Requirement. Can you find the lines of the listing that include "xlabel" and copy every one?

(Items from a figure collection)
#####

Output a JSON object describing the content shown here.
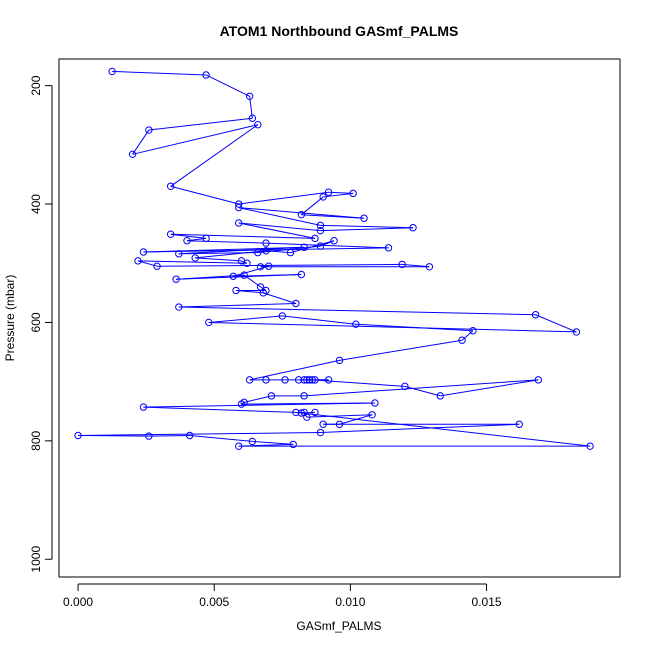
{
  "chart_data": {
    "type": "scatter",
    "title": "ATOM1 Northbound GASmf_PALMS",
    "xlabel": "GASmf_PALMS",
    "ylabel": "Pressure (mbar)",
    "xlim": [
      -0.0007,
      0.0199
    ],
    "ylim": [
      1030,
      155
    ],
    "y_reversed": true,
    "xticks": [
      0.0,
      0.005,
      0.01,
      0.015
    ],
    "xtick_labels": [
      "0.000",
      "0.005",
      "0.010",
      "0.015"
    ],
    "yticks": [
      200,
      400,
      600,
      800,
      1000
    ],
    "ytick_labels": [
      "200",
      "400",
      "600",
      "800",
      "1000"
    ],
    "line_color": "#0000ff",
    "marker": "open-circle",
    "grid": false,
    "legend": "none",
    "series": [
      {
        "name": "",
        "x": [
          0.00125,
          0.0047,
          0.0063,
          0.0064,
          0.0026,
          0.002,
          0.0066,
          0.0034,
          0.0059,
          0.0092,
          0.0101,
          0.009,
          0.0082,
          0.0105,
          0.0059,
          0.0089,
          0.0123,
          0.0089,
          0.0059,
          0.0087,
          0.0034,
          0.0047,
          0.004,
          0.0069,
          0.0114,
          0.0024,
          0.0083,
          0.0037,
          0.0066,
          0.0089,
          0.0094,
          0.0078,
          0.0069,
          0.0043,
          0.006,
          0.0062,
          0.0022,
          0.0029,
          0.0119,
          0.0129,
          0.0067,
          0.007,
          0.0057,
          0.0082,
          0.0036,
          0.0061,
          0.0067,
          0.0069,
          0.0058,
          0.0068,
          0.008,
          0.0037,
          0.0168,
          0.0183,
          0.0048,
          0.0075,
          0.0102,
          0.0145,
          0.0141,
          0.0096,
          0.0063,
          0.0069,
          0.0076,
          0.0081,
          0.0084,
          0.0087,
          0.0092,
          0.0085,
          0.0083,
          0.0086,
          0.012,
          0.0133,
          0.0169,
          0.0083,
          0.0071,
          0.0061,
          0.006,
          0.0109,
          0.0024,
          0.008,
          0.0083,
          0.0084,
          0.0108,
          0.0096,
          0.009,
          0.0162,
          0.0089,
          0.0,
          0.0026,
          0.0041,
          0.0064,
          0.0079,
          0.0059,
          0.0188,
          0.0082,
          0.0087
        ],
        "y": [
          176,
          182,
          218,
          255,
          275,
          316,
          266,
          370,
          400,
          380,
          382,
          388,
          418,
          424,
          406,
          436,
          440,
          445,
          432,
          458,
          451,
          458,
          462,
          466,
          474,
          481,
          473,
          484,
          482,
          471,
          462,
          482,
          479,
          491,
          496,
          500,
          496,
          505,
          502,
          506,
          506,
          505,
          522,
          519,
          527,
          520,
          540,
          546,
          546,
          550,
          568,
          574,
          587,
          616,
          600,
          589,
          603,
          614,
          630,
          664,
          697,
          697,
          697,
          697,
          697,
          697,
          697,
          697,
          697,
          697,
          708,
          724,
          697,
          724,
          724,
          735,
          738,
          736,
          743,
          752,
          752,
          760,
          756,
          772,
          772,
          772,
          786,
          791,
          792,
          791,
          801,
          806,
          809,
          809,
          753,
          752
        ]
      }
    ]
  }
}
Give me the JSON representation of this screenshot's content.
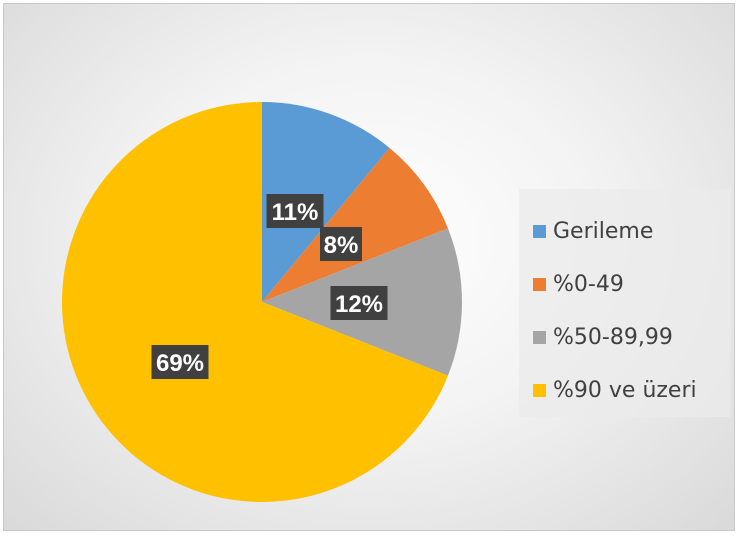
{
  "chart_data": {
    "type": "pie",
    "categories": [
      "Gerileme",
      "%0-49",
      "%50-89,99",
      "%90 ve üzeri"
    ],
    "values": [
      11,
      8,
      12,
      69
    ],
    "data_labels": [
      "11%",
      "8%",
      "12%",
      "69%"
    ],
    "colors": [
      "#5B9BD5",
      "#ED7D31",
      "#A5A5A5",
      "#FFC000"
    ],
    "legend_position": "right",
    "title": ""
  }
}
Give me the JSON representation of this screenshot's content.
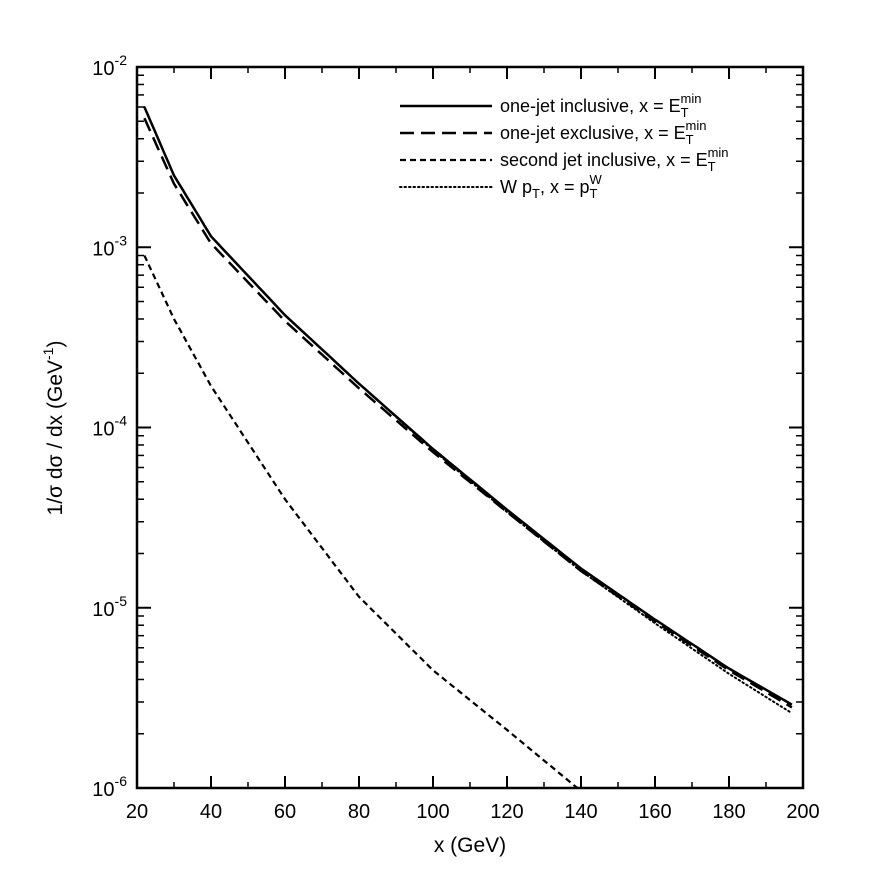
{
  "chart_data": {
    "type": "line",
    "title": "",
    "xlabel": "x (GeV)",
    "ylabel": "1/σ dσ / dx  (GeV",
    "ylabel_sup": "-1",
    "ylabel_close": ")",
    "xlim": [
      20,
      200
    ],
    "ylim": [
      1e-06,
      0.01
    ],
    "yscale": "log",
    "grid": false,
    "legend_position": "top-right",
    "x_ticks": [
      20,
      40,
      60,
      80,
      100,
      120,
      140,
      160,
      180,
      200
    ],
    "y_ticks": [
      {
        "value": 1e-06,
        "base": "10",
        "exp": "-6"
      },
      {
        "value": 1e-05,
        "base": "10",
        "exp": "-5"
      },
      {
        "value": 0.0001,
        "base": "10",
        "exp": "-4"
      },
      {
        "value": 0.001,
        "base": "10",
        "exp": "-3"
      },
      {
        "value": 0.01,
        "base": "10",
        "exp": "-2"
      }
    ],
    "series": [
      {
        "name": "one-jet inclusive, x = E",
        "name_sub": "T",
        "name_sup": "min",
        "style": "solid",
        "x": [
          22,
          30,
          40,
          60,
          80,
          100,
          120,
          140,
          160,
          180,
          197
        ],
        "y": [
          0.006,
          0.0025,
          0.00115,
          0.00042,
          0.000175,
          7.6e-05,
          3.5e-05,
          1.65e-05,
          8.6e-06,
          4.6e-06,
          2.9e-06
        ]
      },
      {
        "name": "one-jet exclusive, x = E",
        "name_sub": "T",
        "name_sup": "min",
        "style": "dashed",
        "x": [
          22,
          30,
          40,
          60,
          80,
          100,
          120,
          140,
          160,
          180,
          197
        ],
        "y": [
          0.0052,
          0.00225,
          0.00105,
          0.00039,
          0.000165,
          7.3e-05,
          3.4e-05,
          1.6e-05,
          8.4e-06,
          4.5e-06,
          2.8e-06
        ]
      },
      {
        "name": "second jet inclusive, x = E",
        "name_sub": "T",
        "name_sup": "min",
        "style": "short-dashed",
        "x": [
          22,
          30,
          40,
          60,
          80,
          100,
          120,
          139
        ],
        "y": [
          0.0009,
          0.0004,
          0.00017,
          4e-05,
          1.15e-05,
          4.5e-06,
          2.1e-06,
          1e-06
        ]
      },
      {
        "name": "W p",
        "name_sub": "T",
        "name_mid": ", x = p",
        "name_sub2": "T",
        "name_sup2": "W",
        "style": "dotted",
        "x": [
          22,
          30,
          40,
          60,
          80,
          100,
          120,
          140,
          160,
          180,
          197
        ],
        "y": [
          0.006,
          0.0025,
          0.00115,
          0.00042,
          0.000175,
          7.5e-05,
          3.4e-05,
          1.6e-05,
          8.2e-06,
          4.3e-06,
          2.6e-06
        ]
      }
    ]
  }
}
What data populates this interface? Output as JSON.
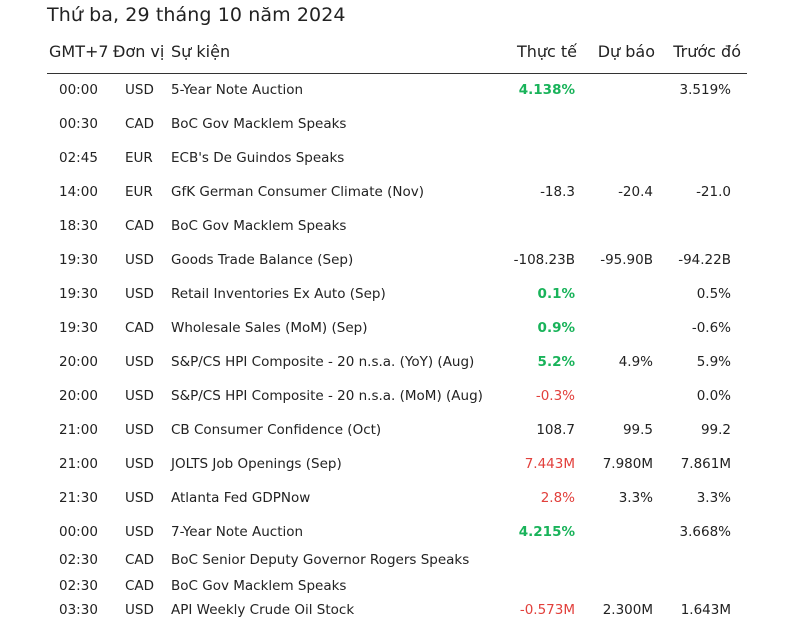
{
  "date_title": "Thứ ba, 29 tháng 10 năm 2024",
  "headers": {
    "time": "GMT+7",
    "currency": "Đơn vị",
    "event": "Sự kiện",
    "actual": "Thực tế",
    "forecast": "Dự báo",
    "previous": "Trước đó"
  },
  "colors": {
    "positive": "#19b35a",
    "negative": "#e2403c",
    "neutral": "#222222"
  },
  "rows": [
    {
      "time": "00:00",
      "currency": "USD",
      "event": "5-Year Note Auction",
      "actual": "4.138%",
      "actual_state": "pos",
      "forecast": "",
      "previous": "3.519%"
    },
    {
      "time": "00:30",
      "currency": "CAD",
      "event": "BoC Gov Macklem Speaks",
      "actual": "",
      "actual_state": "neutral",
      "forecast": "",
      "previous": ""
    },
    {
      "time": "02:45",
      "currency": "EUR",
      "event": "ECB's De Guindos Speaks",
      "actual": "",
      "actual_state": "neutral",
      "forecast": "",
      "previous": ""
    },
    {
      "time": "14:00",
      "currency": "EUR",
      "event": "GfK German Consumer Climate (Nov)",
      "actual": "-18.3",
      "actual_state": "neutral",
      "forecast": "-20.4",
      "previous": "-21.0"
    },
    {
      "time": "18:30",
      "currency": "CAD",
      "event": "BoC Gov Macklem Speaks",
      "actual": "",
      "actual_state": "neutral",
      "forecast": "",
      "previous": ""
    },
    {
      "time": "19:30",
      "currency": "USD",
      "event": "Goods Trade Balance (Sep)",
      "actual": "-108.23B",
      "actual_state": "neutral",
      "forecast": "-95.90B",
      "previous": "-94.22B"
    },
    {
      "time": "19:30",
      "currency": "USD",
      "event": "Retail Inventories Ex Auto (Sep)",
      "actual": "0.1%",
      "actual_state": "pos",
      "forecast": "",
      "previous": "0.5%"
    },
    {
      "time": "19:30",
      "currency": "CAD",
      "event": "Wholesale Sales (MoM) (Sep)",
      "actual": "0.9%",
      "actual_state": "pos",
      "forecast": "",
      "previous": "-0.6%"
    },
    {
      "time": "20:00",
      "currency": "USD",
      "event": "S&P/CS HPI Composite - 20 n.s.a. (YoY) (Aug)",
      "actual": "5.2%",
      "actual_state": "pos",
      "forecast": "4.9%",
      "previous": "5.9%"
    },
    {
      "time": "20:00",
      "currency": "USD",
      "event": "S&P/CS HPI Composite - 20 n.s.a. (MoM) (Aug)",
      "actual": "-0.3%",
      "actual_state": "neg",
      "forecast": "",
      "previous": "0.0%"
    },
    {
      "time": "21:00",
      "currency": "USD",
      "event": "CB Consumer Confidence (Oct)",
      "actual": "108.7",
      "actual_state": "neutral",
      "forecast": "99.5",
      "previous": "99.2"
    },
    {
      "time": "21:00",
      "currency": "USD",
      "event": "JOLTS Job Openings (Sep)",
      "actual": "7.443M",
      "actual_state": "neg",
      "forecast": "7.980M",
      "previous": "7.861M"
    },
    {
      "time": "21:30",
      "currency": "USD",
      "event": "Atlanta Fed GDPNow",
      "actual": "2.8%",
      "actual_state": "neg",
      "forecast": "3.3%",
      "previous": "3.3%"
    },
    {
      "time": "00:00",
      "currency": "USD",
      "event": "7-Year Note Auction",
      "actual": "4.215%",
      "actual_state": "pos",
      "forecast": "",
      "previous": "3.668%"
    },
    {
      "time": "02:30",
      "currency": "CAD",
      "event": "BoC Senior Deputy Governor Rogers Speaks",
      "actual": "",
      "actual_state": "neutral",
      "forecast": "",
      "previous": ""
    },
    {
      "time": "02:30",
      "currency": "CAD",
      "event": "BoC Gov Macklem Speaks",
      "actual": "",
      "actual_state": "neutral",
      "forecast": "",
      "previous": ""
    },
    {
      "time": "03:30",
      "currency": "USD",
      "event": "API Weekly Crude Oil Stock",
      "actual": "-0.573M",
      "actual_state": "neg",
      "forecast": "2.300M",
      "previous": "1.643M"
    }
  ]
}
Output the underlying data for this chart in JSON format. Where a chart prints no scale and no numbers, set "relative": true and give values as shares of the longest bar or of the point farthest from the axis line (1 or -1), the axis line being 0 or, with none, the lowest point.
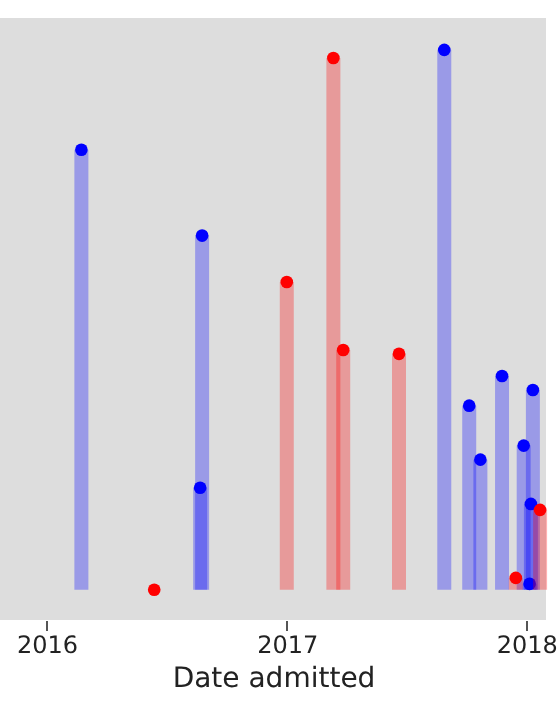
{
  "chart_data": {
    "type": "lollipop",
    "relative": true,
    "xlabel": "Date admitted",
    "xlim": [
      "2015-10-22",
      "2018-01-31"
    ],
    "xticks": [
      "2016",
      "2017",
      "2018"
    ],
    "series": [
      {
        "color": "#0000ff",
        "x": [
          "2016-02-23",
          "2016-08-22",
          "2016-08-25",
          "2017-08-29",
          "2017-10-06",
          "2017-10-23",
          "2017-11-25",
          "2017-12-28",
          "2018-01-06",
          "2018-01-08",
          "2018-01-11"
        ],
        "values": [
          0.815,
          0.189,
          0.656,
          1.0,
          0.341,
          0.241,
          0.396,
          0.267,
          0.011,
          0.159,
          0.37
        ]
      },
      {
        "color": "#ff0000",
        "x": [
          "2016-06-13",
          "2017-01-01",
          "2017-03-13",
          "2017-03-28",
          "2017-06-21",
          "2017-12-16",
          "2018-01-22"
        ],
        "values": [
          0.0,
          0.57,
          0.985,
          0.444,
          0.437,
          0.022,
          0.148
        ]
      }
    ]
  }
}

#####

Completed task.
    "xlabel": "GASmf_PALMS",
    "xlabel": "x (GeV)",
    "xlabel": "Date admitted",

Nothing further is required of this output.